++++ GIVEN DATA
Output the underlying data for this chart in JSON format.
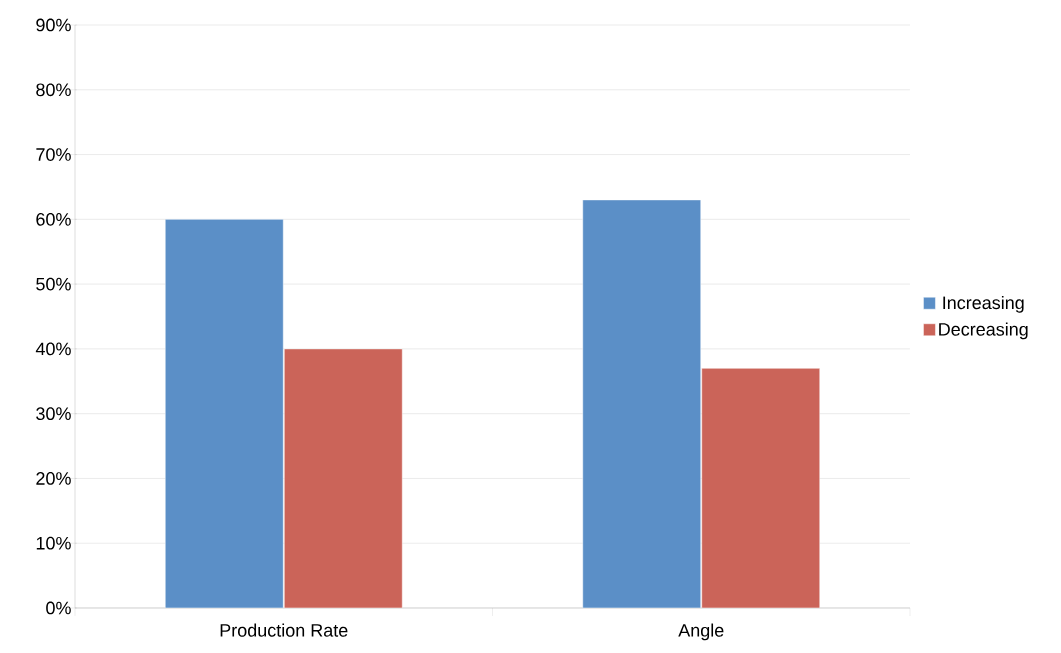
{
  "chart_data": {
    "type": "bar",
    "categories": [
      "Production Rate",
      "Angle"
    ],
    "series": [
      {
        "name": "Increasing",
        "color": "#5b8fc7",
        "values": [
          60,
          63
        ]
      },
      {
        "name": "Decreasing",
        "color": "#cb6459",
        "values": [
          40,
          37
        ]
      }
    ],
    "ylim": [
      0,
      90
    ],
    "yticks": [
      {
        "value": 0,
        "label": "0%"
      },
      {
        "value": 10,
        "label": "10%"
      },
      {
        "value": 20,
        "label": "20%"
      },
      {
        "value": 30,
        "label": "30%"
      },
      {
        "value": 40,
        "label": "40%"
      },
      {
        "value": 50,
        "label": "50%"
      },
      {
        "value": 60,
        "label": "60%"
      },
      {
        "value": 70,
        "label": "70%"
      },
      {
        "value": 80,
        "label": "80%"
      },
      {
        "value": 90,
        "label": "90%"
      }
    ],
    "grid": "y",
    "legend": "right"
  }
}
++++++++
▶ _TASK OBJECTIVE_
Are you able to set down all the lines above exactly, without any pictures?

▶ _PROBLEM SOLUTION_
Output the underlying data for this chart in JSON format.
{
  "chart_data": {
    "type": "bar",
    "categories": [
      "Production Rate",
      "Angle"
    ],
    "series": [
      {
        "name": "Increasing",
        "color": "#5b8fc7",
        "values": [
          60,
          63
        ]
      },
      {
        "name": "Decreasing",
        "color": "#cb6459",
        "values": [
          40,
          37
        ]
      }
    ],
    "ylim": [
      0,
      90
    ],
    "yticks": [
      {
        "value": 0,
        "label": "0%"
      },
      {
        "value": 10,
        "label": "10%"
      },
      {
        "value": 20,
        "label": "20%"
      },
      {
        "value": 30,
        "label": "30%"
      },
      {
        "value": 40,
        "label": "40%"
      },
      {
        "value": 50,
        "label": "50%"
      },
      {
        "value": 60,
        "label": "60%"
      },
      {
        "value": 70,
        "label": "70%"
      },
      {
        "value": 80,
        "label": "80%"
      },
      {
        "value": 90,
        "label": "90%"
      }
    ],
    "grid": "y",
    "legend": "right"
  }
}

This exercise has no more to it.